THE REQUEST: Only lines holding the word "wireless" should be copied from the material.

RAW RECORDS:
— begin —

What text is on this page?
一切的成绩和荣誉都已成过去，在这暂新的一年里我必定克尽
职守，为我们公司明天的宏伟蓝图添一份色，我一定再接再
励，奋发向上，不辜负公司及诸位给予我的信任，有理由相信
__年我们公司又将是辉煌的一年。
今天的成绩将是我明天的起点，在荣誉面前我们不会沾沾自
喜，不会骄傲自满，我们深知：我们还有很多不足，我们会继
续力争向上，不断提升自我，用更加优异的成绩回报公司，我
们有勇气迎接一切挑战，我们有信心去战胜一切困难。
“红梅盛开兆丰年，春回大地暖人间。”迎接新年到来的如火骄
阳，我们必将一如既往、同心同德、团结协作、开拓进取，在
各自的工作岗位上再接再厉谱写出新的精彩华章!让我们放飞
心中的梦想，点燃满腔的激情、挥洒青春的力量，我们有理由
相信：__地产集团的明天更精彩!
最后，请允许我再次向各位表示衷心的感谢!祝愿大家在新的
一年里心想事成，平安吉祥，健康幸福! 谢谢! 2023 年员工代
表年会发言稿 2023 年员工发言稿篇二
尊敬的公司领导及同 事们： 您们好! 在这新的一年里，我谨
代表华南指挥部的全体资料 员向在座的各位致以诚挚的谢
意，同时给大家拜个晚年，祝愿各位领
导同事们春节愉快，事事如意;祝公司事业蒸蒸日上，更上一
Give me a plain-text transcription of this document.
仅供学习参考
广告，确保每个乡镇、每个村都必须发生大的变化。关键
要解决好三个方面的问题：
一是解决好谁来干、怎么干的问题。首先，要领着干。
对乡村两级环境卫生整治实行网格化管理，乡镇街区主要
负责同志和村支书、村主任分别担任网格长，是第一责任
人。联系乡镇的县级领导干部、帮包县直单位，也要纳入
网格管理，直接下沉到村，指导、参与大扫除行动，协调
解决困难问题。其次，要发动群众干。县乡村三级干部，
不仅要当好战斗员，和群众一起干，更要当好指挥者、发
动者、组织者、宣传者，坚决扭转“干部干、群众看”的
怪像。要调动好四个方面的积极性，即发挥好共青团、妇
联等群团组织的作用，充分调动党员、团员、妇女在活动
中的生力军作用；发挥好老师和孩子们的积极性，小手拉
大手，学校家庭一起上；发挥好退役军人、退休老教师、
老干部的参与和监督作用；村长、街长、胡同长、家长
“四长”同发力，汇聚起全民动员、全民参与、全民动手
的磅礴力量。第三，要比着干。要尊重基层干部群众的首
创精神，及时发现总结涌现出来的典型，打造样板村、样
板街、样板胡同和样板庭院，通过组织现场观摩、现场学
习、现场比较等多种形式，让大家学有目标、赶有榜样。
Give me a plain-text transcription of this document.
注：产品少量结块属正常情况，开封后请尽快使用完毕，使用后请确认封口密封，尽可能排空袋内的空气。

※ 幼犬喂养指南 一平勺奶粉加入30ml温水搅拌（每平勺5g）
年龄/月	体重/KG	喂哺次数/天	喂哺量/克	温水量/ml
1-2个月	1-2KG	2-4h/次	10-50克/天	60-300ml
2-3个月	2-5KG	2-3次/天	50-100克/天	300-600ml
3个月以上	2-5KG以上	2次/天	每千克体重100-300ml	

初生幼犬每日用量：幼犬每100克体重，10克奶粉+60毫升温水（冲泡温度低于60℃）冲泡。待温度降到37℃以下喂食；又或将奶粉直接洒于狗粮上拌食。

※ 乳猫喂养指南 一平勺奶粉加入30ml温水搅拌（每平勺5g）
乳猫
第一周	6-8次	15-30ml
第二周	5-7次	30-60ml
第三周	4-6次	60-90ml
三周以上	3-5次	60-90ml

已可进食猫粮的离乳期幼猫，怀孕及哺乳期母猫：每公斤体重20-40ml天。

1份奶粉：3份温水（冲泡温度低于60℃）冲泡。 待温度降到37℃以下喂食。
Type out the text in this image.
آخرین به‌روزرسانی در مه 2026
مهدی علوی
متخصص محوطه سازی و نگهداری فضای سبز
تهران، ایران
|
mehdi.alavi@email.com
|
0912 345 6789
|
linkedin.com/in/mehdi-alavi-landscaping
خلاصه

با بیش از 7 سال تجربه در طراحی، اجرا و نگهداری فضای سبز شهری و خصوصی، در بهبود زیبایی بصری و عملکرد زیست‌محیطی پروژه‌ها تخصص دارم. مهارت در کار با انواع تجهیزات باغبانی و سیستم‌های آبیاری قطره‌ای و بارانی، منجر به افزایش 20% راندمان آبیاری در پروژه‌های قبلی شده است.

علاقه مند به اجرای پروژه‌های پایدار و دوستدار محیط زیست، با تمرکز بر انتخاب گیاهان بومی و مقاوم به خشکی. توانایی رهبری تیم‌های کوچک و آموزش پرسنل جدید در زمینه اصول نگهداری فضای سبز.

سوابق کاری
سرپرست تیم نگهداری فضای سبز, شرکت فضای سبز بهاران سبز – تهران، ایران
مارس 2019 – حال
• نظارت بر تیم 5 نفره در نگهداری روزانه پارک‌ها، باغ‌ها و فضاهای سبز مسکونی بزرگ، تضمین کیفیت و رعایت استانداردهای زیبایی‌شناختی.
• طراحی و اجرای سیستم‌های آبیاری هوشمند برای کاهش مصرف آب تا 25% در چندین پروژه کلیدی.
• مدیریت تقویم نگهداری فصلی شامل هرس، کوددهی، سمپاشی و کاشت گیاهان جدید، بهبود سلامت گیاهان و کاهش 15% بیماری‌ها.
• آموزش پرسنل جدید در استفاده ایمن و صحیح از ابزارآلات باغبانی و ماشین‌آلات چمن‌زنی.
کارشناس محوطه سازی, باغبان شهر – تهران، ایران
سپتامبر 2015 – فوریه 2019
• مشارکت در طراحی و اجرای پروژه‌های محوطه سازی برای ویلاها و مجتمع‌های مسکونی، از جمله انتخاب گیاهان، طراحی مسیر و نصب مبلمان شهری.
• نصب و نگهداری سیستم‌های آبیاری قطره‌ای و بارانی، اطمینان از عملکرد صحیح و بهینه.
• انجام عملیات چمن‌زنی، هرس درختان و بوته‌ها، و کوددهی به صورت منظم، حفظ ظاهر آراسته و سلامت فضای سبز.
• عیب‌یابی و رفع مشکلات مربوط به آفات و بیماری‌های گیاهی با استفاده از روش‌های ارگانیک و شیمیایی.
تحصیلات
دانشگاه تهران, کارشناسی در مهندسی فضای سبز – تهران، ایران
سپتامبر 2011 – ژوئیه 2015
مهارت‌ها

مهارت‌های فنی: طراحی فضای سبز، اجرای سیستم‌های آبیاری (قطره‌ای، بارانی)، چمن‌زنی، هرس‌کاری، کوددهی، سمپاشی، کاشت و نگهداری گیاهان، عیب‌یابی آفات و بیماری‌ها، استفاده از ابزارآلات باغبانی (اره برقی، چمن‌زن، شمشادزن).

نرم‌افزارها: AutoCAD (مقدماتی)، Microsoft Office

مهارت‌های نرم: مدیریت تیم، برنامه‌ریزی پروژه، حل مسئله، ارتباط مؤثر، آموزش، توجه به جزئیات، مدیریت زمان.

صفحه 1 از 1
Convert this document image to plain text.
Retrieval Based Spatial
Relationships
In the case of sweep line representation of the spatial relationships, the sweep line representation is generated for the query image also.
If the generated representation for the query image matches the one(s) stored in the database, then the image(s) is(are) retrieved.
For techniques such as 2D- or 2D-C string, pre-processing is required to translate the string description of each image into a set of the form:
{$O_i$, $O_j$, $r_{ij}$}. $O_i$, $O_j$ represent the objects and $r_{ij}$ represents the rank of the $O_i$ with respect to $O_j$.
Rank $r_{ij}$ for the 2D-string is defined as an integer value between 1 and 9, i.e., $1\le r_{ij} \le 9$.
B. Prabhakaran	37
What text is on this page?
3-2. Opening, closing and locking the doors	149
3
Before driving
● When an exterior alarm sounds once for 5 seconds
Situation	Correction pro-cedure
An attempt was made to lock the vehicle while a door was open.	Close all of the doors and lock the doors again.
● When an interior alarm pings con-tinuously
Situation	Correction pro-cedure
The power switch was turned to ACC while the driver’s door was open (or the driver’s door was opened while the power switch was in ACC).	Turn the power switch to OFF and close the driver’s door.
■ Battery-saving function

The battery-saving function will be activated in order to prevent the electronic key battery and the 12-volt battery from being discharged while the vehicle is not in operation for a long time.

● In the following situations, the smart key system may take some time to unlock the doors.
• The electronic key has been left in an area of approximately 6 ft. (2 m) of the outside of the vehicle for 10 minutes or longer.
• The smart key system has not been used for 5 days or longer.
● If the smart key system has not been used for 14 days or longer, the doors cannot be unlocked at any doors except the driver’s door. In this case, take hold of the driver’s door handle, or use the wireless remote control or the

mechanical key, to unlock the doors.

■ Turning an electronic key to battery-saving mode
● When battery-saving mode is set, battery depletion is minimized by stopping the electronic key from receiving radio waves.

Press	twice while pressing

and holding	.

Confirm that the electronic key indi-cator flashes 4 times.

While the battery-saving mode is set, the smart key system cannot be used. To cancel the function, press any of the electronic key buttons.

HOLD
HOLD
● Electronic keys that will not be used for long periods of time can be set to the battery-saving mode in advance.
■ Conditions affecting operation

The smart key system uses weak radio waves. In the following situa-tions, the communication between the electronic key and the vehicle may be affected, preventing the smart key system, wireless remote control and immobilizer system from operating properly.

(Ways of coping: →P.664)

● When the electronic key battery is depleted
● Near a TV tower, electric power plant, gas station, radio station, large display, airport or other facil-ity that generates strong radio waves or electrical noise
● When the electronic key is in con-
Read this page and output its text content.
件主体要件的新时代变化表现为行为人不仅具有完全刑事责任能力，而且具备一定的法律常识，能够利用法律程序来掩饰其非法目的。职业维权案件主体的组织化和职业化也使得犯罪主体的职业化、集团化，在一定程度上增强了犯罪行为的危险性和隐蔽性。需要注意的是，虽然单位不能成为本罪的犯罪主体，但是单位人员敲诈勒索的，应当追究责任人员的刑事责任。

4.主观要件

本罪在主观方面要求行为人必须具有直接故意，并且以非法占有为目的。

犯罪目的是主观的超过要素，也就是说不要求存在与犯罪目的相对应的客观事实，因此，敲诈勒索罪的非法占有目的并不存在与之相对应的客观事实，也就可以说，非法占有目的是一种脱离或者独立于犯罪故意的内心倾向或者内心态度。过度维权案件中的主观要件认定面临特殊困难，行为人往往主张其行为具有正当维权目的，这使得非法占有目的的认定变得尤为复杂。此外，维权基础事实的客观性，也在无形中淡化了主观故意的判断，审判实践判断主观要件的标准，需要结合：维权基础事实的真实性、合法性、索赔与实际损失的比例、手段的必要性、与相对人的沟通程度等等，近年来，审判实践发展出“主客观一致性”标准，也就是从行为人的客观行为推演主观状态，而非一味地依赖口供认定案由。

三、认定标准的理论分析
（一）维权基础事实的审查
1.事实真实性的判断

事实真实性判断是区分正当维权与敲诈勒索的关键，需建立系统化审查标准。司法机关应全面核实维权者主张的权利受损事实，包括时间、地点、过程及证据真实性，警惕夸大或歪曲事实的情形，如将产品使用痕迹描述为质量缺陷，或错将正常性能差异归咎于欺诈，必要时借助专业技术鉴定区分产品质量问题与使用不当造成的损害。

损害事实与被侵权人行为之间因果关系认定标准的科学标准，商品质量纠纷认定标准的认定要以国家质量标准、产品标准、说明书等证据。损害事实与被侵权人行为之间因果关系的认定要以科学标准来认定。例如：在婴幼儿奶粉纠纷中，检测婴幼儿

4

— end —

COMPLETED EXERCISE:
● If the smart key system has not been used for 14 days or longer, the doors cannot be unlocked at any doors except the driver’s door. In this case, take hold of the driver’s door handle, or use the wireless remote control or the
The smart key system uses weak radio waves. In the following situa-tions, the communication between the electronic key and the vehicle may be affected, preventing the smart key system, wireless remote control and immobilizer system from operating properly.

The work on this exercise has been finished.